● Structured figure records:

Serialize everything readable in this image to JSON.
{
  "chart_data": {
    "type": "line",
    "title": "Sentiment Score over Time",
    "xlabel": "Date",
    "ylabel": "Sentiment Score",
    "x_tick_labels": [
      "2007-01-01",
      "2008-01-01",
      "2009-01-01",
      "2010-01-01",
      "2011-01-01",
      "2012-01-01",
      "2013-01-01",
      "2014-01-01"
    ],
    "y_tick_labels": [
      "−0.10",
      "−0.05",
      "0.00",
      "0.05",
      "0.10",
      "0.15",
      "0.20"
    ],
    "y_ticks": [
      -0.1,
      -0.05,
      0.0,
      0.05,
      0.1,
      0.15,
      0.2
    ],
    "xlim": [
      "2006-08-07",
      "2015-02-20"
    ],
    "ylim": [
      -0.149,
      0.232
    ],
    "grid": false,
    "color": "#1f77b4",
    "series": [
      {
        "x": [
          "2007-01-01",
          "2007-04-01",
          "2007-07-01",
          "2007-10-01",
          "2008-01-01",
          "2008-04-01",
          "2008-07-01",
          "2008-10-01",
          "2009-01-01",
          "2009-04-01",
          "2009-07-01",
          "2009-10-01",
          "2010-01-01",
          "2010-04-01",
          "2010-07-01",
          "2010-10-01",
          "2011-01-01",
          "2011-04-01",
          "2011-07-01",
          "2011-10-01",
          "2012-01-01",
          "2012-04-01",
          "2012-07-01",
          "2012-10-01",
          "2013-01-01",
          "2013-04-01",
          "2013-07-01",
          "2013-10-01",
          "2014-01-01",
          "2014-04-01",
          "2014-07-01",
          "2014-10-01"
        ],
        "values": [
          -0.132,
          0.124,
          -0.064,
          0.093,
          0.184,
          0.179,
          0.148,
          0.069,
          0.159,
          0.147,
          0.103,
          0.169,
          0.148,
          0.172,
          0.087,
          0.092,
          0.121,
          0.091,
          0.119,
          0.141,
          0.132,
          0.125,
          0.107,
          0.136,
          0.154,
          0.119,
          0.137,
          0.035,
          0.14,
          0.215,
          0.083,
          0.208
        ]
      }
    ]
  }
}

● WRITTEN REQUEST: Copy out the full material exactly as it appears.

● CORRECT ANSWER:
Serialize everything readable in this image to JSON.
{
  "chart_data": {
    "type": "line",
    "title": "Sentiment Score over Time",
    "xlabel": "Date",
    "ylabel": "Sentiment Score",
    "x_tick_labels": [
      "2007-01-01",
      "2008-01-01",
      "2009-01-01",
      "2010-01-01",
      "2011-01-01",
      "2012-01-01",
      "2013-01-01",
      "2014-01-01"
    ],
    "y_tick_labels": [
      "−0.10",
      "−0.05",
      "0.00",
      "0.05",
      "0.10",
      "0.15",
      "0.20"
    ],
    "y_ticks": [
      -0.1,
      -0.05,
      0.0,
      0.05,
      0.1,
      0.15,
      0.2
    ],
    "xlim": [
      "2006-08-07",
      "2015-02-20"
    ],
    "ylim": [
      -0.149,
      0.232
    ],
    "grid": false,
    "color": "#1f77b4",
    "series": [
      {
        "x": [
          "2007-01-01",
          "2007-04-01",
          "2007-07-01",
          "2007-10-01",
          "2008-01-01",
          "2008-04-01",
          "2008-07-01",
          "2008-10-01",
          "2009-01-01",
          "2009-04-01",
          "2009-07-01",
          "2009-10-01",
          "2010-01-01",
          "2010-04-01",
          "2010-07-01",
          "2010-10-01",
          "2011-01-01",
          "2011-04-01",
          "2011-07-01",
          "2011-10-01",
          "2012-01-01",
          "2012-04-01",
          "2012-07-01",
          "2012-10-01",
          "2013-01-01",
          "2013-04-01",
          "2013-07-01",
          "2013-10-01",
          "2014-01-01",
          "2014-04-01",
          "2014-07-01",
          "2014-10-01"
        ],
        "values": [
          -0.132,
          0.124,
          -0.064,
          0.093,
          0.184,
          0.179,
          0.148,
          0.069,
          0.159,
          0.147,
          0.103,
          0.169,
          0.148,
          0.172,
          0.087,
          0.092,
          0.121,
          0.091,
          0.119,
          0.141,
          0.132,
          0.125,
          0.107,
          0.136,
          0.154,
          0.119,
          0.137,
          0.035,
          0.14,
          0.215,
          0.083,
          0.208
        ]
      }
    ]
  }
}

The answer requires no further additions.